• **Your task**: Copy out, exactly as written, only the line containing "What's the underlying" and the lines after it through the end of the records.

START Data for processing

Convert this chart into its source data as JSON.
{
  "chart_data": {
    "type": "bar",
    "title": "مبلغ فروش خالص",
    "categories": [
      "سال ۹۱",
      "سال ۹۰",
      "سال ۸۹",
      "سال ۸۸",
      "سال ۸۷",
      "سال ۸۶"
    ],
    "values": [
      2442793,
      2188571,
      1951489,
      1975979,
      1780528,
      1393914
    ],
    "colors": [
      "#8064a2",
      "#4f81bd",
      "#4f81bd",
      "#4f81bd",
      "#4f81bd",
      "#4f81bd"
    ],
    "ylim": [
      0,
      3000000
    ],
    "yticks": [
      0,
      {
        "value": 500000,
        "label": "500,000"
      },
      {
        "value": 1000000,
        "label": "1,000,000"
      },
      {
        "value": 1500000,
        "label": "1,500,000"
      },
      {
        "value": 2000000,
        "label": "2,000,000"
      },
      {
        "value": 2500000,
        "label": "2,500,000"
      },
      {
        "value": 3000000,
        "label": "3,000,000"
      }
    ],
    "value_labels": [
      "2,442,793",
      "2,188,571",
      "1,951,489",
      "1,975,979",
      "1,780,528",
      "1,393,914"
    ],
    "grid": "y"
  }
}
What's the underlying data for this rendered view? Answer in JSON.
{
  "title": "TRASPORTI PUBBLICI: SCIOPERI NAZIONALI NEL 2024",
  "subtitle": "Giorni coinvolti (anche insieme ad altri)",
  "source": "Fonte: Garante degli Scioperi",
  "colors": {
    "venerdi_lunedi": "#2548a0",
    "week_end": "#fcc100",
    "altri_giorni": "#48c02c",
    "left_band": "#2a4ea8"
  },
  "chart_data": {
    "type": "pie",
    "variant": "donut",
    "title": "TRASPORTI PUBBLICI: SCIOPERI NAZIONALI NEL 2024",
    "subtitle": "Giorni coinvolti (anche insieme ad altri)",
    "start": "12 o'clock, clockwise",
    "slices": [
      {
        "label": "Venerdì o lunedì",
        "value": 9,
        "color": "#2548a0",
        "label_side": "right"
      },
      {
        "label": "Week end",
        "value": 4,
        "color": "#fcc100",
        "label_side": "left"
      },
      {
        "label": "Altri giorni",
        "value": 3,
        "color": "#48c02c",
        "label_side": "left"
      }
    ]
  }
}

END Data for processing

• **Result for this task**:
What's the underlying data for this rendered view? Answer in JSON.
{
  "title": "TRASPORTI PUBBLICI: SCIOPERI NAZIONALI NEL 2024",
  "subtitle": "Giorni coinvolti (anche insieme ad altri)",
  "source": "Fonte: Garante degli Scioperi",
  "colors": {
    "venerdi_lunedi": "#2548a0",
    "week_end": "#fcc100",
    "altri_giorni": "#48c02c",
    "left_band": "#2a4ea8"
  },
  "chart_data": {
    "type": "pie",
    "variant": "donut",
    "title": "TRASPORTI PUBBLICI: SCIOPERI NAZIONALI NEL 2024",
    "subtitle": "Giorni coinvolti (anche insieme ad altri)",
    "start": "12 o'clock, clockwise",
    "slices": [
      {
        "label": "Venerdì o lunedì",
        "value": 9,
        "color": "#2548a0",
        "label_side": "right"
      },
      {
        "label": "Week end",
        "value": 4,
        "color": "#fcc100",
        "label_side": "left"
      },
      {
        "label": "Altri giorni",
        "value": 3,
        "color": "#48c02c",
        "label_side": "left"
      }
    ]
  }
}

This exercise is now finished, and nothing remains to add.